• [Exercise instructions]: Write every record out again exactly, and keep images out of it.

• [Records for this task]:
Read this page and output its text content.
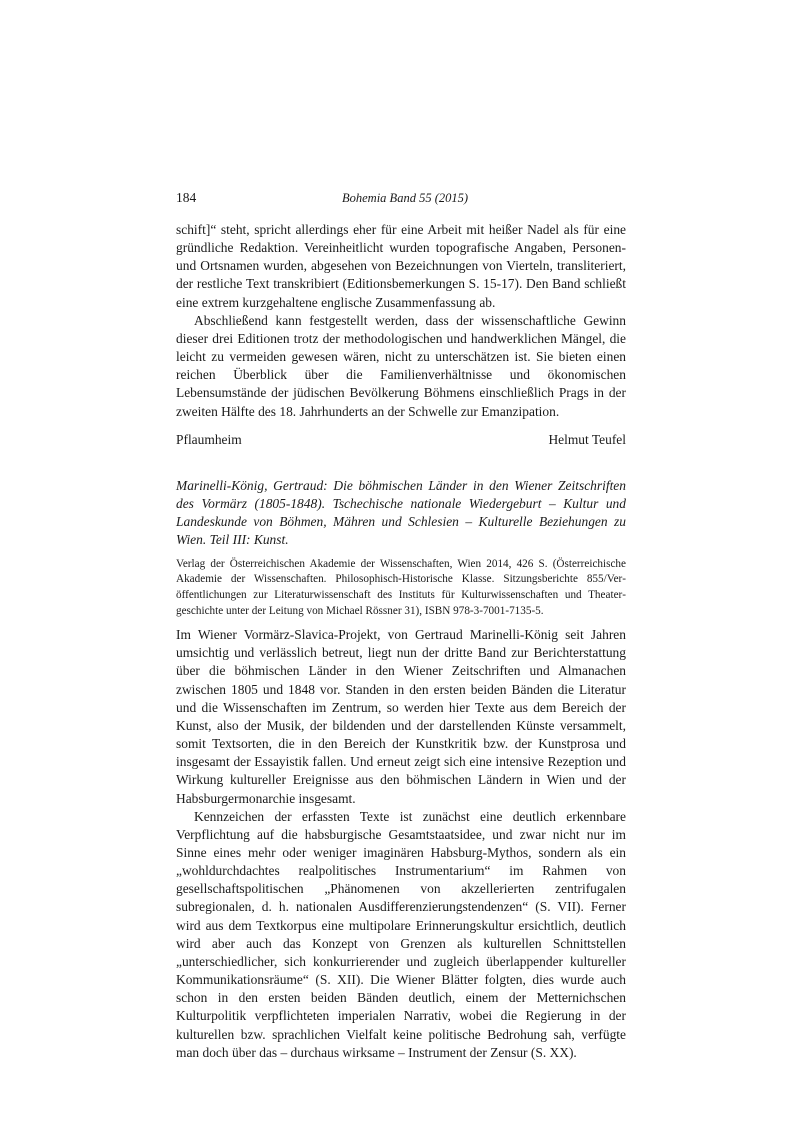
184	Bohemia Band 55 (2015)

schift]“ steht, spricht allerdings eher für eine Arbeit mit heißer Nadel als für eine gründliche Redaktion. Vereinheitlicht wurden topografische Angaben, Personen- und Ortsnamen wurden, abgesehen von Bezeichnungen von Vierteln, transliteriert, der restliche Text transkribiert (Editionsbemerkungen S. 15-17). Den Band schließt eine extrem kurzgehaltene englische Zusammenfassung ab.

Abschließend kann festgestellt werden, dass der wissenschaftliche Gewinn dieser drei Editionen trotz der methodologischen und handwerklichen Mängel, die leicht zu vermeiden gewesen wären, nicht zu unterschätzen ist. Sie bieten einen reichen Überblick über die Familienverhältnisse und ökonomischen Lebensumstände der jüdischen Bevölkerung Böhmens einschließlich Prags in der zweiten Hälfte des 18. Jahrhunderts an der Schwelle zur Emanzipation.

Pflaumheim	Helmut Teufel
Marinelli-König, Gertraud: Die böhmischen Länder in den Wiener Zeitschriften des Vormärz (1805-1848). Tschechische nationale Wiedergeburt – Kultur und Landeskunde von Böhmen, Mähren und Schlesien – Kulturelle Beziehungen zu Wien. Teil III: Kunst.
Verlag der Österreichischen Akademie der Wissenschaften, Wien 2014, 426 S. (Österreichische Akademie der Wissenschaften. Philosophisch-Historische Klasse. Sitzungsberichte 855/Veröffentlichungen zur Literaturwissenschaft des Instituts für Kulturwissenschaften und Theatergeschichte unter der Leitung von Michael Rössner 31), ISBN 978-3-7001-7135-5.

Im Wiener Vormärz-Slavica-Projekt, von Gertraud Marinelli-König seit Jahren umsichtig und verlässlich betreut, liegt nun der dritte Band zur Berichterstattung über die böhmischen Länder in den Wiener Zeitschriften und Almanachen zwischen 1805 und 1848 vor. Standen in den ersten beiden Bänden die Literatur und die Wissenschaften im Zentrum, so werden hier Texte aus dem Bereich der Kunst, also der Musik, der bildenden und der darstellenden Künste versammelt, somit Textsorten, die in den Bereich der Kunstkritik bzw. der Kunstprosa und insgesamt der Essayistik fallen. Und erneut zeigt sich eine intensive Rezeption und Wirkung kultureller Ereignisse aus den böhmischen Ländern in Wien und der Habsburgermonarchie insgesamt.

Kennzeichen der erfassten Texte ist zunächst eine deutlich erkennbare Verpflichtung auf die habsburgische Gesamtstaatsidee, und zwar nicht nur im Sinne eines mehr oder weniger imaginären Habsburg-Mythos, sondern als ein „wohldurchdachtes realpolitisches Instrumentarium“ im Rahmen von gesellschaftspolitischen „Phänomenen von akzellerierten zentrifugalen subregionalen, d. h. nationalen Ausdifferenzierungstendenzen“ (S. VII). Ferner wird aus dem Textkorpus eine multipolare Erinnerungskultur ersichtlich, deutlich wird aber auch das Konzept von Grenzen als kulturellen Schnittstellen „unterschiedlicher, sich konkurrierender und zugleich überlappender kultureller Kommunikationsräume“ (S. XII). Die Wiener Blätter folgten, dies wurde auch schon in den ersten beiden Bänden deutlich, einem der Metternichschen Kulturpolitik verpflichteten imperialen Narrativ, wobei die Regierung in der kulturellen bzw. sprachlichen Vielfalt keine politische Bedrohung sah, verfügte man doch über das – durchaus wirksame – Instrument der Zensur (S. XX).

• [Exercise result]:
Read this page and output its text content.
184	Bohemia Band 55 (2015)

schift]“ steht, spricht allerdings eher für eine Arbeit mit heißer Nadel als für eine gründliche Redaktion. Vereinheitlicht wurden topografische Angaben, Personen- und Ortsnamen wurden, abgesehen von Bezeichnungen von Vierteln, transliteriert, der restliche Text transkribiert (Editionsbemerkungen S. 15-17). Den Band schließt eine extrem kurzgehaltene englische Zusammenfassung ab.

Abschließend kann festgestellt werden, dass der wissenschaftliche Gewinn dieser drei Editionen trotz der methodologischen und handwerklichen Mängel, die leicht zu vermeiden gewesen wären, nicht zu unterschätzen ist. Sie bieten einen reichen Überblick über die Familienverhältnisse und ökonomischen Lebensumstände der jüdischen Bevölkerung Böhmens einschließlich Prags in der zweiten Hälfte des 18. Jahrhunderts an der Schwelle zur Emanzipation.

Pflaumheim	Helmut Teufel
Marinelli-König, Gertraud: Die böhmischen Länder in den Wiener Zeitschriften des Vormärz (1805-1848). Tschechische nationale Wiedergeburt – Kultur und Landeskunde von Böhmen, Mähren und Schlesien – Kulturelle Beziehungen zu Wien. Teil III: Kunst.
Verlag der Österreichischen Akademie der Wissenschaften, Wien 2014, 426 S. (Österreichische Akademie der Wissenschaften. Philosophisch-Historische Klasse. Sitzungsberichte 855/Veröffentlichungen zur Literaturwissenschaft des Instituts für Kulturwissenschaften und Theatergeschichte unter der Leitung von Michael Rössner 31), ISBN 978-3-7001-7135-5.

Im Wiener Vormärz-Slavica-Projekt, von Gertraud Marinelli-König seit Jahren umsichtig und verlässlich betreut, liegt nun der dritte Band zur Berichterstattung über die böhmischen Länder in den Wiener Zeitschriften und Almanachen zwischen 1805 und 1848 vor. Standen in den ersten beiden Bänden die Literatur und die Wissenschaften im Zentrum, so werden hier Texte aus dem Bereich der Kunst, also der Musik, der bildenden und der darstellenden Künste versammelt, somit Textsorten, die in den Bereich der Kunstkritik bzw. der Kunstprosa und insgesamt der Essayistik fallen. Und erneut zeigt sich eine intensive Rezeption und Wirkung kultureller Ereignisse aus den böhmischen Ländern in Wien und der Habsburgermonarchie insgesamt.

Kennzeichen der erfassten Texte ist zunächst eine deutlich erkennbare Verpflichtung auf die habsburgische Gesamtstaatsidee, und zwar nicht nur im Sinne eines mehr oder weniger imaginären Habsburg-Mythos, sondern als ein „wohldurchdachtes realpolitisches Instrumentarium“ im Rahmen von gesellschaftspolitischen „Phänomenen von akzellerierten zentrifugalen subregionalen, d. h. nationalen Ausdifferenzierungstendenzen“ (S. VII). Ferner wird aus dem Textkorpus eine multipolare Erinnerungskultur ersichtlich, deutlich wird aber auch das Konzept von Grenzen als kulturellen Schnittstellen „unterschiedlicher, sich konkurrierender und zugleich überlappender kultureller Kommunikationsräume“ (S. XII). Die Wiener Blätter folgten, dies wurde auch schon in den ersten beiden Bänden deutlich, einem der Metternichschen Kulturpolitik verpflichteten imperialen Narrativ, wobei die Regierung in der kulturellen bzw. sprachlichen Vielfalt keine politische Bedrohung sah, verfügte man doch über das – durchaus wirksame – Instrument der Zensur (S. XX).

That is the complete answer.